WHAT THIS TASK INVOLVES – Copy everything in the listing below word for word, apart from any images.

========

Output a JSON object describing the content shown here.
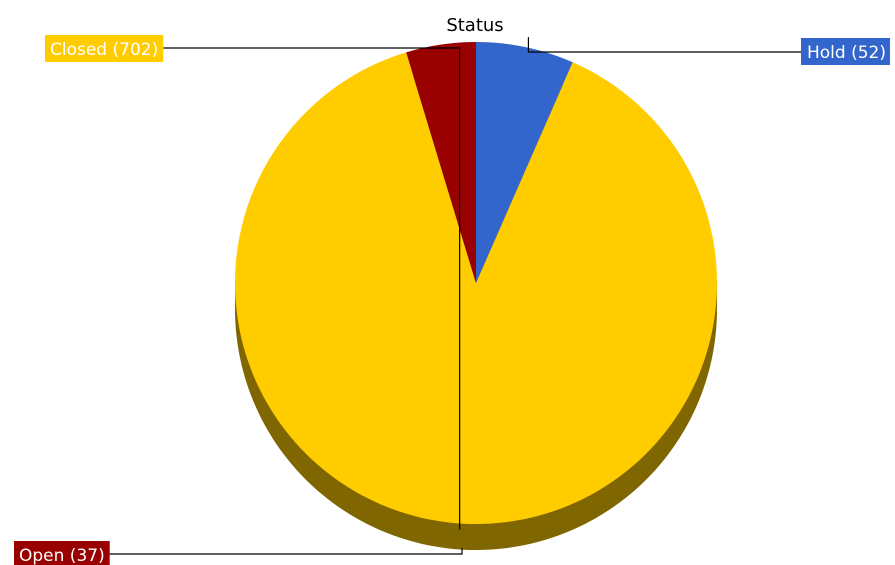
{
  "chart_data": {
    "type": "pie",
    "title": "Status",
    "slices": [
      {
        "label": "Hold (52)",
        "name": "Hold",
        "value": 52,
        "color": "#3366cc",
        "side_color": "#1f3f80",
        "label_side": "right"
      },
      {
        "label": "Closed (702)",
        "name": "Closed",
        "value": 702,
        "color": "#ffcc00",
        "side_color": "#806600",
        "label_side": "left"
      },
      {
        "label": "Open (37)",
        "name": "Open",
        "value": 37,
        "color": "#990000",
        "side_color": "#4d0000",
        "label_side": "left"
      }
    ],
    "style": "3d"
  }
}
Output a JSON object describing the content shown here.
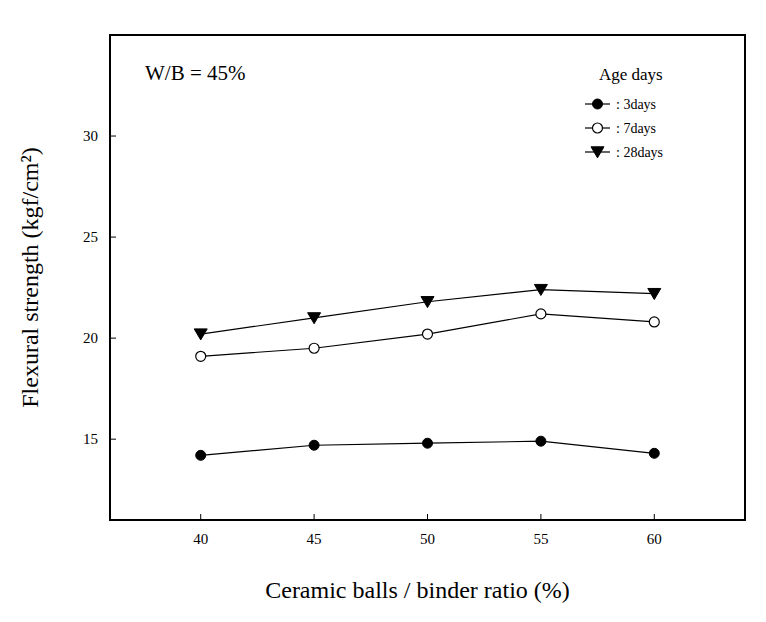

========

SOLVED PROBLEM –
Output a JSON object describing the content shown here.
{
  "chart_data": {
    "type": "pie",
    "title": "Status",
    "slices": [
      {
        "label": "Hold (52)",
        "name": "Hold",
        "value": 52,
        "color": "#3366cc",
        "side_color": "#1f3f80",
        "label_side": "right"
      },
      {
        "label": "Closed (702)",
        "name": "Closed",
        "value": 702,
        "color": "#ffcc00",
        "side_color": "#806600",
        "label_side": "left"
      },
      {
        "label": "Open (37)",
        "name": "Open",
        "value": 37,
        "color": "#990000",
        "side_color": "#4d0000",
        "label_side": "left"
      }
    ],
    "style": "3d"
  }
}
Output a JSON object describing the content shown here.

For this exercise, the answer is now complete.